- [Your task] Present the following data again exactly as it is shown.

[Dataset entries on figures]
┄┄┄┄┄┄┄┄┄┄

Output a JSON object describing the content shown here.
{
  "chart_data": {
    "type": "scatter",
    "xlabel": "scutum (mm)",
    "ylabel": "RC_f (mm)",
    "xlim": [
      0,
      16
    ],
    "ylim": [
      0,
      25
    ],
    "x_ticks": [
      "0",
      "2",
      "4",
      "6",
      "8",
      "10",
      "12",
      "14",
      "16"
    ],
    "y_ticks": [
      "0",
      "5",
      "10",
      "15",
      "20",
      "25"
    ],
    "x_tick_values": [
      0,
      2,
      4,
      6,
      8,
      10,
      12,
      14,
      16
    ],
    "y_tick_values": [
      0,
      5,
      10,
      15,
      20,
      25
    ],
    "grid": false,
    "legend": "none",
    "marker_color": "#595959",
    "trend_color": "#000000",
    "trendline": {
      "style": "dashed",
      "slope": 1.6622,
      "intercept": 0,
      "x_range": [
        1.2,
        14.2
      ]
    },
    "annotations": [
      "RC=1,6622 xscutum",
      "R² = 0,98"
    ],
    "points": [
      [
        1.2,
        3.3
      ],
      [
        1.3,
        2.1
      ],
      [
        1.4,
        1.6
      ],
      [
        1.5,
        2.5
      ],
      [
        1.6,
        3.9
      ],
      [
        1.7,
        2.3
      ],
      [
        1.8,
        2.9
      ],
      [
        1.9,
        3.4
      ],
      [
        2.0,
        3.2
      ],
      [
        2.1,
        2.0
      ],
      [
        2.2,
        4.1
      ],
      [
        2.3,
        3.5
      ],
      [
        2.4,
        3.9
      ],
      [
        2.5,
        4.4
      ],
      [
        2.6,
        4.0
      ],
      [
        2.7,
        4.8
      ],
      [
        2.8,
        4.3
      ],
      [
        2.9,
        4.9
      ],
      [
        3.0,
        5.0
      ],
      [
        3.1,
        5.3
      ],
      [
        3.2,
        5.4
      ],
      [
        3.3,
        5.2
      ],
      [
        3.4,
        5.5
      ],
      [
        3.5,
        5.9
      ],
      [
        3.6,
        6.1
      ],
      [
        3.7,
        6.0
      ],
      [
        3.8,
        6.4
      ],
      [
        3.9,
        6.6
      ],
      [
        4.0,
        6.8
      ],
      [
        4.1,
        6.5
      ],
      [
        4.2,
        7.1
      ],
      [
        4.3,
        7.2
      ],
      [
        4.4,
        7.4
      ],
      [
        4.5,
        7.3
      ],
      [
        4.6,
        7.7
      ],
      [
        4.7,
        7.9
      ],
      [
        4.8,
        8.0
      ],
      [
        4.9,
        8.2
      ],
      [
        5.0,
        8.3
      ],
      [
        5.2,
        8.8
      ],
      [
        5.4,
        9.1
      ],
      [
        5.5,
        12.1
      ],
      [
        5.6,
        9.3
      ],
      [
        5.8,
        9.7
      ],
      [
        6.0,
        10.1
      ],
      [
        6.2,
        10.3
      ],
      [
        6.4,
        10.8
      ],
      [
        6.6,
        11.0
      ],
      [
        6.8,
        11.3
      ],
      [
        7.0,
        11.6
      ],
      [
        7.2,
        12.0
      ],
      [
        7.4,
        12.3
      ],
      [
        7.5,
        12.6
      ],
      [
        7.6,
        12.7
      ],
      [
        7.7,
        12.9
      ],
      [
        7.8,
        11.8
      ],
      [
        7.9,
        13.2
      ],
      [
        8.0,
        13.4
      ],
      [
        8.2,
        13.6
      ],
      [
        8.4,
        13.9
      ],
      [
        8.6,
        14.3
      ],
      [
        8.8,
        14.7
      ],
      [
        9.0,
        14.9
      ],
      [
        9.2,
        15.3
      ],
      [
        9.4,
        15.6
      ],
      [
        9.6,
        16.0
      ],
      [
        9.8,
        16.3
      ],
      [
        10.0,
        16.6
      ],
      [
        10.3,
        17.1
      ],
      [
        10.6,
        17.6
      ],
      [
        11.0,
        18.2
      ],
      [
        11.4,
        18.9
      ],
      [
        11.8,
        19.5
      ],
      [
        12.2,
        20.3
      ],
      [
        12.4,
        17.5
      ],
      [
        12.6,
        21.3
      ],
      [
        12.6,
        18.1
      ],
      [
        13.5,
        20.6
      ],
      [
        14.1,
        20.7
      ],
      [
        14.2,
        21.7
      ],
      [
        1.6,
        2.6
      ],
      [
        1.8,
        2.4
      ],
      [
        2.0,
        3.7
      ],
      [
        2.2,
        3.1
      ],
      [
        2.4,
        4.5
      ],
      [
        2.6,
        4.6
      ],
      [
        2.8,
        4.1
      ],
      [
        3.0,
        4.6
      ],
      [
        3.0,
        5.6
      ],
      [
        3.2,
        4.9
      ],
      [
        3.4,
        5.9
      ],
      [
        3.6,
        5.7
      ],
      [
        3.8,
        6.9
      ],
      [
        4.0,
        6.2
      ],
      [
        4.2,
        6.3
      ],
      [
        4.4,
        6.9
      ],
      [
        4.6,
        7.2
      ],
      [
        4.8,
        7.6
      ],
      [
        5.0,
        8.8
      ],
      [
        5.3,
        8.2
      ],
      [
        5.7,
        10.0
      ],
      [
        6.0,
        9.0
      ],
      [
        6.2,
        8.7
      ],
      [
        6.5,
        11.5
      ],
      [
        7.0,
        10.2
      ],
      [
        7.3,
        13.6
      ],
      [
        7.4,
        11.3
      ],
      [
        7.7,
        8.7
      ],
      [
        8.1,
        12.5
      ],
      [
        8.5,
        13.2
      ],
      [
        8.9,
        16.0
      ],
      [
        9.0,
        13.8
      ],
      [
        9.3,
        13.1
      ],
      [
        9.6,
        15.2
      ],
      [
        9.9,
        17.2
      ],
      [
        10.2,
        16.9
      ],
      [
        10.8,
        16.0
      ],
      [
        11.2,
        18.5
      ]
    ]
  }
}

┄┄┄┄┄┄┄┄┄┄

- [Solution to the exercise]
Output a JSON object describing the content shown here.
{
  "chart_data": {
    "type": "scatter",
    "xlabel": "scutum (mm)",
    "ylabel": "RC_f (mm)",
    "xlim": [
      0,
      16
    ],
    "ylim": [
      0,
      25
    ],
    "x_ticks": [
      "0",
      "2",
      "4",
      "6",
      "8",
      "10",
      "12",
      "14",
      "16"
    ],
    "y_ticks": [
      "0",
      "5",
      "10",
      "15",
      "20",
      "25"
    ],
    "x_tick_values": [
      0,
      2,
      4,
      6,
      8,
      10,
      12,
      14,
      16
    ],
    "y_tick_values": [
      0,
      5,
      10,
      15,
      20,
      25
    ],
    "grid": false,
    "legend": "none",
    "marker_color": "#595959",
    "trend_color": "#000000",
    "trendline": {
      "style": "dashed",
      "slope": 1.6622,
      "intercept": 0,
      "x_range": [
        1.2,
        14.2
      ]
    },
    "annotations": [
      "RC=1,6622 xscutum",
      "R² = 0,98"
    ],
    "points": [
      [
        1.2,
        3.3
      ],
      [
        1.3,
        2.1
      ],
      [
        1.4,
        1.6
      ],
      [
        1.5,
        2.5
      ],
      [
        1.6,
        3.9
      ],
      [
        1.7,
        2.3
      ],
      [
        1.8,
        2.9
      ],
      [
        1.9,
        3.4
      ],
      [
        2.0,
        3.2
      ],
      [
        2.1,
        2.0
      ],
      [
        2.2,
        4.1
      ],
      [
        2.3,
        3.5
      ],
      [
        2.4,
        3.9
      ],
      [
        2.5,
        4.4
      ],
      [
        2.6,
        4.0
      ],
      [
        2.7,
        4.8
      ],
      [
        2.8,
        4.3
      ],
      [
        2.9,
        4.9
      ],
      [
        3.0,
        5.0
      ],
      [
        3.1,
        5.3
      ],
      [
        3.2,
        5.4
      ],
      [
        3.3,
        5.2
      ],
      [
        3.4,
        5.5
      ],
      [
        3.5,
        5.9
      ],
      [
        3.6,
        6.1
      ],
      [
        3.7,
        6.0
      ],
      [
        3.8,
        6.4
      ],
      [
        3.9,
        6.6
      ],
      [
        4.0,
        6.8
      ],
      [
        4.1,
        6.5
      ],
      [
        4.2,
        7.1
      ],
      [
        4.3,
        7.2
      ],
      [
        4.4,
        7.4
      ],
      [
        4.5,
        7.3
      ],
      [
        4.6,
        7.7
      ],
      [
        4.7,
        7.9
      ],
      [
        4.8,
        8.0
      ],
      [
        4.9,
        8.2
      ],
      [
        5.0,
        8.3
      ],
      [
        5.2,
        8.8
      ],
      [
        5.4,
        9.1
      ],
      [
        5.5,
        12.1
      ],
      [
        5.6,
        9.3
      ],
      [
        5.8,
        9.7
      ],
      [
        6.0,
        10.1
      ],
      [
        6.2,
        10.3
      ],
      [
        6.4,
        10.8
      ],
      [
        6.6,
        11.0
      ],
      [
        6.8,
        11.3
      ],
      [
        7.0,
        11.6
      ],
      [
        7.2,
        12.0
      ],
      [
        7.4,
        12.3
      ],
      [
        7.5,
        12.6
      ],
      [
        7.6,
        12.7
      ],
      [
        7.7,
        12.9
      ],
      [
        7.8,
        11.8
      ],
      [
        7.9,
        13.2
      ],
      [
        8.0,
        13.4
      ],
      [
        8.2,
        13.6
      ],
      [
        8.4,
        13.9
      ],
      [
        8.6,
        14.3
      ],
      [
        8.8,
        14.7
      ],
      [
        9.0,
        14.9
      ],
      [
        9.2,
        15.3
      ],
      [
        9.4,
        15.6
      ],
      [
        9.6,
        16.0
      ],
      [
        9.8,
        16.3
      ],
      [
        10.0,
        16.6
      ],
      [
        10.3,
        17.1
      ],
      [
        10.6,
        17.6
      ],
      [
        11.0,
        18.2
      ],
      [
        11.4,
        18.9
      ],
      [
        11.8,
        19.5
      ],
      [
        12.2,
        20.3
      ],
      [
        12.4,
        17.5
      ],
      [
        12.6,
        21.3
      ],
      [
        12.6,
        18.1
      ],
      [
        13.5,
        20.6
      ],
      [
        14.1,
        20.7
      ],
      [
        14.2,
        21.7
      ],
      [
        1.6,
        2.6
      ],
      [
        1.8,
        2.4
      ],
      [
        2.0,
        3.7
      ],
      [
        2.2,
        3.1
      ],
      [
        2.4,
        4.5
      ],
      [
        2.6,
        4.6
      ],
      [
        2.8,
        4.1
      ],
      [
        3.0,
        4.6
      ],
      [
        3.0,
        5.6
      ],
      [
        3.2,
        4.9
      ],
      [
        3.4,
        5.9
      ],
      [
        3.6,
        5.7
      ],
      [
        3.8,
        6.9
      ],
      [
        4.0,
        6.2
      ],
      [
        4.2,
        6.3
      ],
      [
        4.4,
        6.9
      ],
      [
        4.6,
        7.2
      ],
      [
        4.8,
        7.6
      ],
      [
        5.0,
        8.8
      ],
      [
        5.3,
        8.2
      ],
      [
        5.7,
        10.0
      ],
      [
        6.0,
        9.0
      ],
      [
        6.2,
        8.7
      ],
      [
        6.5,
        11.5
      ],
      [
        7.0,
        10.2
      ],
      [
        7.3,
        13.6
      ],
      [
        7.4,
        11.3
      ],
      [
        7.7,
        8.7
      ],
      [
        8.1,
        12.5
      ],
      [
        8.5,
        13.2
      ],
      [
        8.9,
        16.0
      ],
      [
        9.0,
        13.8
      ],
      [
        9.3,
        13.1
      ],
      [
        9.6,
        15.2
      ],
      [
        9.9,
        17.2
      ],
      [
        10.2,
        16.9
      ],
      [
        10.8,
        16.0
      ],
      [
        11.2,
        18.5
      ]
    ]
  }
}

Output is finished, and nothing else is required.